Count every line in the entries that follow where the word "提高题对应练习" appears, then state only the total.

■ ■ ■ ■ ■ ■ ■

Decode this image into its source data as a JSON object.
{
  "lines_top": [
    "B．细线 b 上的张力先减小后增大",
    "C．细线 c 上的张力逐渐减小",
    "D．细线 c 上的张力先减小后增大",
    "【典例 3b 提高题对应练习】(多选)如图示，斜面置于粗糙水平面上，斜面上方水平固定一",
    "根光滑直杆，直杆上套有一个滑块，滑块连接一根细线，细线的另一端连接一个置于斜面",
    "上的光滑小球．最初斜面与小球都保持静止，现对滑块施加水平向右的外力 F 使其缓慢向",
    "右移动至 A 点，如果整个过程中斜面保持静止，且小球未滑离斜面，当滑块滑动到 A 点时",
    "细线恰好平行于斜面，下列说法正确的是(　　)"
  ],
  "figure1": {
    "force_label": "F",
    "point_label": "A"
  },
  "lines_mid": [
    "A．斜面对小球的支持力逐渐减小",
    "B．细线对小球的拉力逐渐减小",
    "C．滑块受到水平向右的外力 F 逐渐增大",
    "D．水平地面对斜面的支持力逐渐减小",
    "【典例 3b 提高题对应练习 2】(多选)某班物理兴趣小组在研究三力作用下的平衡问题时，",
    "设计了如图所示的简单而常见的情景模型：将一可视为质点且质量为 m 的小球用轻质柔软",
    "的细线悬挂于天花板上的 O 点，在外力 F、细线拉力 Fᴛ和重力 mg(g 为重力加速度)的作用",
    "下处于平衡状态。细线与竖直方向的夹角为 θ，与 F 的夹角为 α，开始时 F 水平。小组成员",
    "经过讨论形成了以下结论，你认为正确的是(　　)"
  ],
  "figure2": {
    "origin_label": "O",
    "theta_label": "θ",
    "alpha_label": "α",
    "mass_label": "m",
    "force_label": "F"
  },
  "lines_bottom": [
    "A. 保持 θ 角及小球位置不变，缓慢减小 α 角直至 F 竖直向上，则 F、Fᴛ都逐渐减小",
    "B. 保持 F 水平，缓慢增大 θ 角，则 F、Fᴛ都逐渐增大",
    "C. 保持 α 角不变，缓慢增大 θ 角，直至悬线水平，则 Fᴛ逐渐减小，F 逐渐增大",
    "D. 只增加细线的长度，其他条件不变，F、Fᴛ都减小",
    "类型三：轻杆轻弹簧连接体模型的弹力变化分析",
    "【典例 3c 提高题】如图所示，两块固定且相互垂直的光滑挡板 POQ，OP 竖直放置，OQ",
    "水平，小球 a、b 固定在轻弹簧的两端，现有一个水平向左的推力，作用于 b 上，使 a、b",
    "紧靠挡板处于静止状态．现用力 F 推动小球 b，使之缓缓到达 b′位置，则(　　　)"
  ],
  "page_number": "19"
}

■ ■ ■ ■ ■ ■ ■

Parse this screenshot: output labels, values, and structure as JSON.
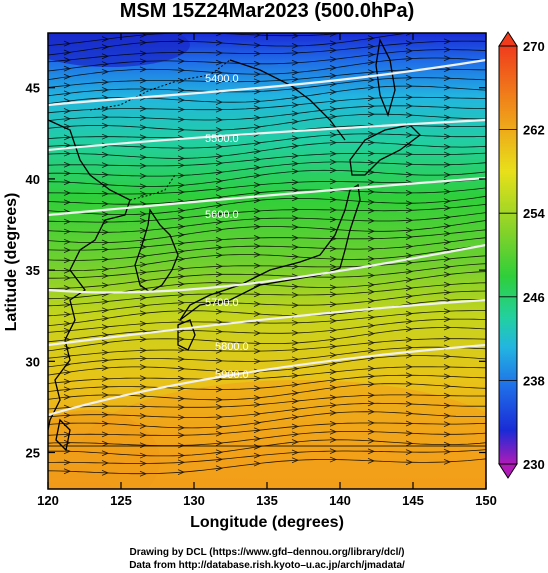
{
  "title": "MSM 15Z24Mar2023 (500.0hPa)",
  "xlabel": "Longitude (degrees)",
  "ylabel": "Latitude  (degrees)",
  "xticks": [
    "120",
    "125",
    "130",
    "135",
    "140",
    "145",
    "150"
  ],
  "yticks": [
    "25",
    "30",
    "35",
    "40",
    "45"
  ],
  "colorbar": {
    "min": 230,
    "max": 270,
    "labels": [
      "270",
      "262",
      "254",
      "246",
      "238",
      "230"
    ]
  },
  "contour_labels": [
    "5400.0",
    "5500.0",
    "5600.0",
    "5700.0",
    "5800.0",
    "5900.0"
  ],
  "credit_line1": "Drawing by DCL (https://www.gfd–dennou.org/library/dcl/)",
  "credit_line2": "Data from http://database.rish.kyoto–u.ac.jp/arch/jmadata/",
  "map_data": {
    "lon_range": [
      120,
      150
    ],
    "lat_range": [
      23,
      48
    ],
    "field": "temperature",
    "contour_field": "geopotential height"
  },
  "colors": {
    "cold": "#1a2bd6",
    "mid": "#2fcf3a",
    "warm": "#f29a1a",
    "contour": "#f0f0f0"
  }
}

■ ■ ■ ■ ■ ■ ■

**SOLUTION TO THIS EXERCISE**
2